** Requirements **
Where the word "活猪拍卖价" occurs in a line, return that line.

** Task input **
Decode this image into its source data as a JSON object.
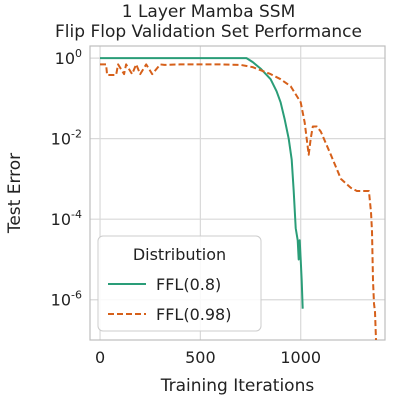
{
  "chart_data": {
    "type": "line",
    "title": "1 Layer Mamba SSM",
    "subtitle": "Flip Flop Validation Set Performance",
    "xlabel": "Training Iterations",
    "ylabel": "Test Error",
    "xlim": [
      -50,
      1420
    ],
    "ylim": [
      1e-07,
      2
    ],
    "yscale": "log",
    "grid": true,
    "x_ticks": [
      0,
      500,
      1000
    ],
    "x_tick_labels": [
      "0",
      "500",
      "1000"
    ],
    "y_ticks": [
      1,
      0.01,
      0.0001,
      1e-06
    ],
    "y_tick_labels": [
      "10^0",
      "10^-2",
      "10^-4",
      "10^-6"
    ],
    "legend": {
      "title": "Distribution",
      "position": "lower-left"
    },
    "series": [
      {
        "name": "FFL(0.8)",
        "color": "#2a9d78",
        "style": "solid",
        "x": [
          0,
          100,
          200,
          300,
          400,
          500,
          600,
          700,
          730,
          760,
          800,
          850,
          880,
          900,
          920,
          940,
          955,
          965,
          975,
          985,
          990,
          995,
          1000,
          1005,
          1010
        ],
        "y": [
          1,
          1,
          1,
          1,
          1,
          1,
          1,
          1,
          1,
          0.8,
          0.55,
          0.3,
          0.15,
          0.08,
          0.03,
          0.01,
          0.003,
          0.0005,
          6e-05,
          3e-05,
          1e-05,
          3e-05,
          1e-05,
          3e-06,
          6e-07
        ]
      },
      {
        "name": "FFL(0.98)",
        "color": "#d6601a",
        "style": "dashed",
        "x": [
          0,
          30,
          35,
          80,
          90,
          120,
          130,
          160,
          180,
          200,
          230,
          260,
          300,
          320,
          400,
          500,
          600,
          700,
          760,
          800,
          850,
          900,
          950,
          1000,
          1020,
          1030,
          1040,
          1050,
          1060,
          1080,
          1100,
          1150,
          1200,
          1250,
          1280,
          1300,
          1320,
          1340,
          1350,
          1355,
          1360,
          1365,
          1370,
          1375
        ],
        "y": [
          0.7,
          0.7,
          0.38,
          0.38,
          0.7,
          0.4,
          0.7,
          0.4,
          0.7,
          0.4,
          0.7,
          0.4,
          0.7,
          0.68,
          0.7,
          0.7,
          0.7,
          0.68,
          0.6,
          0.5,
          0.4,
          0.3,
          0.2,
          0.08,
          0.025,
          0.01,
          0.004,
          0.01,
          0.02,
          0.02,
          0.015,
          0.004,
          0.001,
          0.0006,
          0.0005,
          0.0005,
          0.0005,
          0.0005,
          0.00015,
          5e-05,
          3e-06,
          8e-07,
          5e-07,
          1e-07
        ]
      }
    ]
  }
}
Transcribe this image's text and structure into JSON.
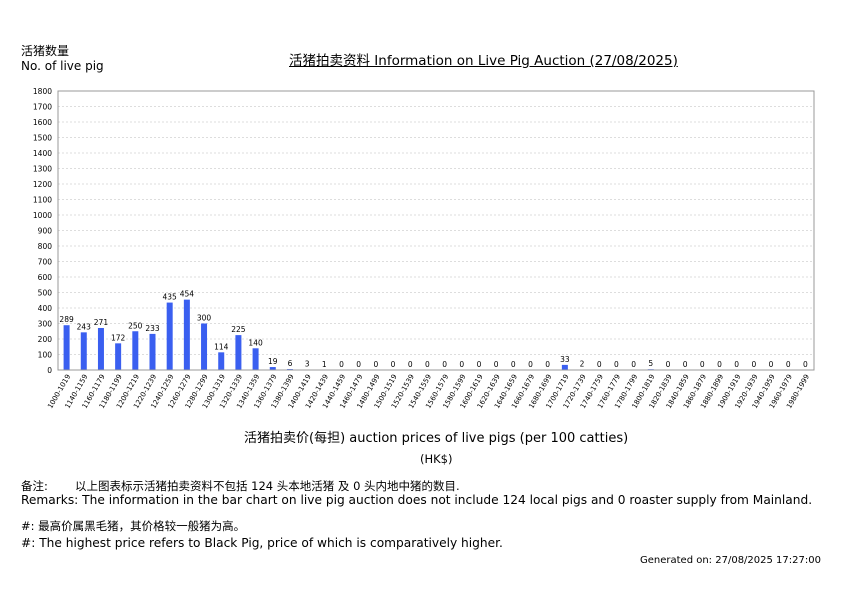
{
  "title": "活猪拍卖资料 Information on Live Pig Auction (27/08/2025)",
  "y_axis_label_cn": "活猪数量",
  "y_axis_label_en": "No. of live pig",
  "x_axis_label": "活猪拍卖价(每担) auction prices of live pigs (per 100 catties)",
  "unit": "(HK$)",
  "remarks_cn_label": "备注:",
  "remarks_cn_text": "以上图表标示活猪拍卖资料不包括 124 头本地活猪 及 0 头内地中猪的数目.",
  "remarks_en": "Remarks: The information in the bar chart on live pig auction does not include 124 local pigs and 0 roaster supply from Mainland.",
  "note_cn": "#: 最高价属黑毛猪，其价格较一般猪为高。",
  "note_en": "#: The highest price refers to Black Pig, price of which is comparatively higher.",
  "generated": "Generated on: 27/08/2025 17:27:00",
  "colors": {
    "bar": "#3a5ff0",
    "grid": "#dddddd",
    "axis": "#999999"
  },
  "chart_data": {
    "type": "bar",
    "title": "活猪拍卖资料 Information on Live Pig Auction (27/08/2025)",
    "xlabel": "活猪拍卖价(每担) auction prices of live pigs (per 100 catties)",
    "ylabel": "No. of live pig",
    "ylim": [
      0,
      1800
    ],
    "yticks": [
      0,
      100,
      200,
      300,
      400,
      500,
      600,
      700,
      800,
      900,
      1000,
      1100,
      1200,
      1300,
      1400,
      1500,
      1600,
      1700,
      1800
    ],
    "grid": true,
    "categories": [
      "1000-1019",
      "1140-1159",
      "1160-1179",
      "1180-1199",
      "1200-1219",
      "1220-1239",
      "1240-1259",
      "1260-1279",
      "1280-1299",
      "1300-1319",
      "1320-1339",
      "1340-1359",
      "1360-1379",
      "1380-1399",
      "1400-1419",
      "1420-1439",
      "1440-1459",
      "1460-1479",
      "1480-1499",
      "1500-1519",
      "1520-1539",
      "1540-1559",
      "1560-1579",
      "1580-1599",
      "1600-1619",
      "1620-1639",
      "1640-1659",
      "1660-1679",
      "1680-1699",
      "1700-1719",
      "1720-1739",
      "1740-1759",
      "1760-1779",
      "1780-1799",
      "1800-1819",
      "1820-1839",
      "1840-1859",
      "1860-1879",
      "1880-1899",
      "1900-1919",
      "1920-1939",
      "1940-1959",
      "1960-1979",
      "1980-1999"
    ],
    "values": [
      289,
      243,
      271,
      172,
      250,
      233,
      435,
      454,
      300,
      114,
      225,
      140,
      19,
      6,
      3,
      1,
      0,
      0,
      0,
      0,
      0,
      0,
      0,
      0,
      0,
      0,
      0,
      0,
      0,
      33,
      2,
      0,
      0,
      0,
      5,
      0,
      0,
      0,
      0,
      0,
      0,
      0,
      0,
      0
    ]
  }
}
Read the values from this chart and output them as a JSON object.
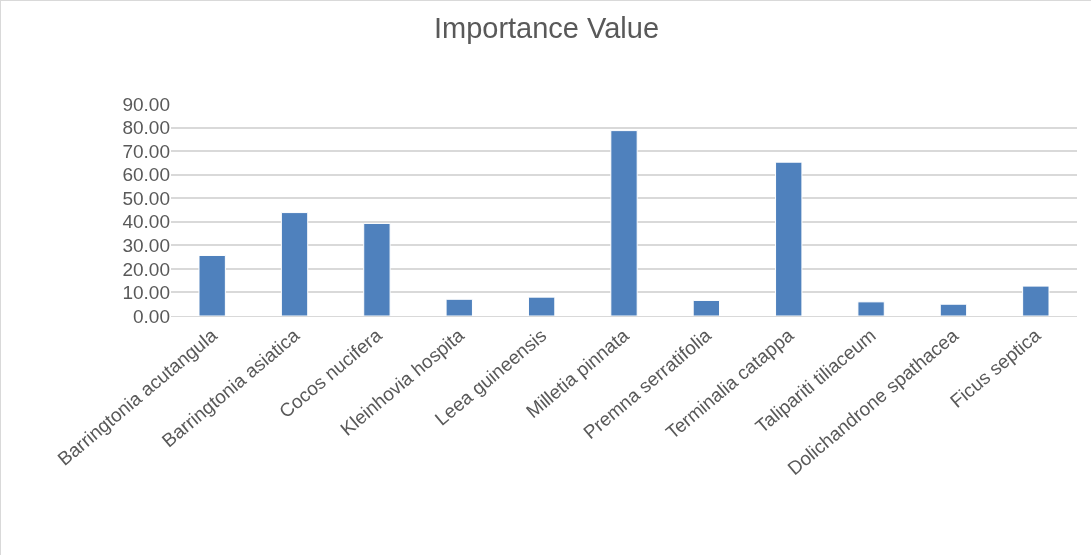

** Finished answer **
  "x_axis_label": "活猪拍卖价(每担) auction prices of live pigs (per 100 catties)",
    "xlabel": "活猪拍卖价(每担) auction prices of live pigs (per 100 catties)",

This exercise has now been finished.